> [Records contained in a dataset]:

· · · · · · ·

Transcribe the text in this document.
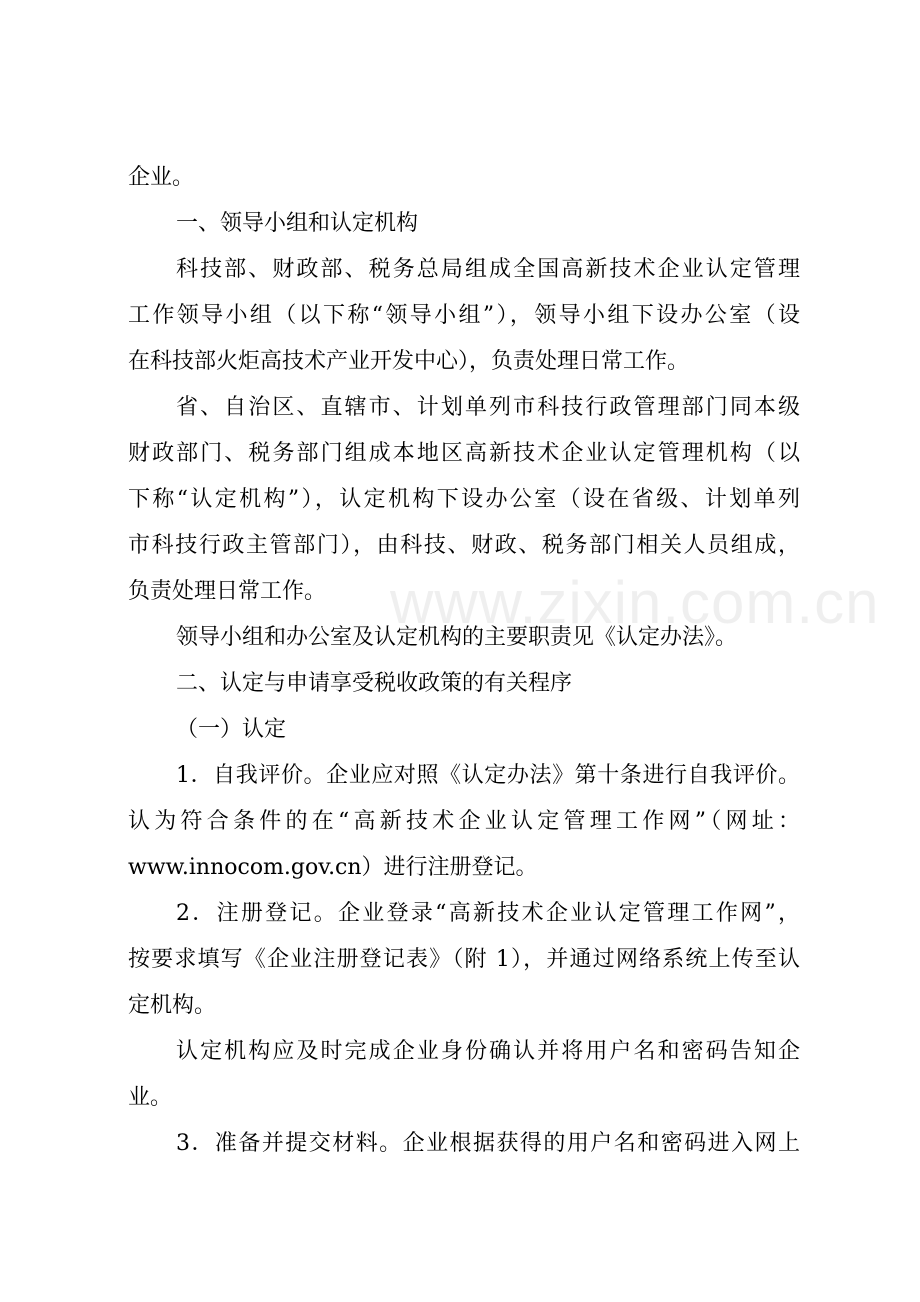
www.zixin.com.cn
企业。
一、领导小组和认定机构
科技部、财政部、税务总局组成全国高新技术企业认定管理
工作领导小组（以下称“领导小组”），领导小组下设办公室（设
在科技部火炬高技术产业开发中心），负责处理日常工作。
省、自治区、直辖市、计划单列市科技行政管理部门同本级
财政部门、税务部门组成本地区高新技术企业认定管理机构（以
下称“认定机构”），认定机构下设办公室（设在省级、计划单列
市科技行政主管部门），由科技、财政、税务部门相关人员组成，
负责处理日常工作。
领导小组和办公室及认定机构的主要职责见《认定办法》。
二、认定与申请享受税收政策的有关程序
（一）认定
1．自我评价。企业应对照《认定办法》第十条进行自我评价。
认为符合条件的在“高新技术企业认定管理工作网”（网址：
www.innocom.gov.cn）进行注册登记。
2．注册登记。企业登录“高新技术企业认定管理工作网”，
按要求填写《企业注册登记表》（附 1），并通过网络系统上传至认
定机构。
认定机构应及时完成企业身份确认并将用户名和密码告知企
业。
3．准备并提交材料。企业根据获得的用户名和密码进入网上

· · · · · · ·

> [TASK DETAILS]:
Return every line above that contains the word "高新技术企业认定管理工作网".

> [THE RESULT]:
认为符合条件的在“高新技术企业认定管理工作网”（网址：
2．注册登记。企业登录“高新技术企业认定管理工作网”，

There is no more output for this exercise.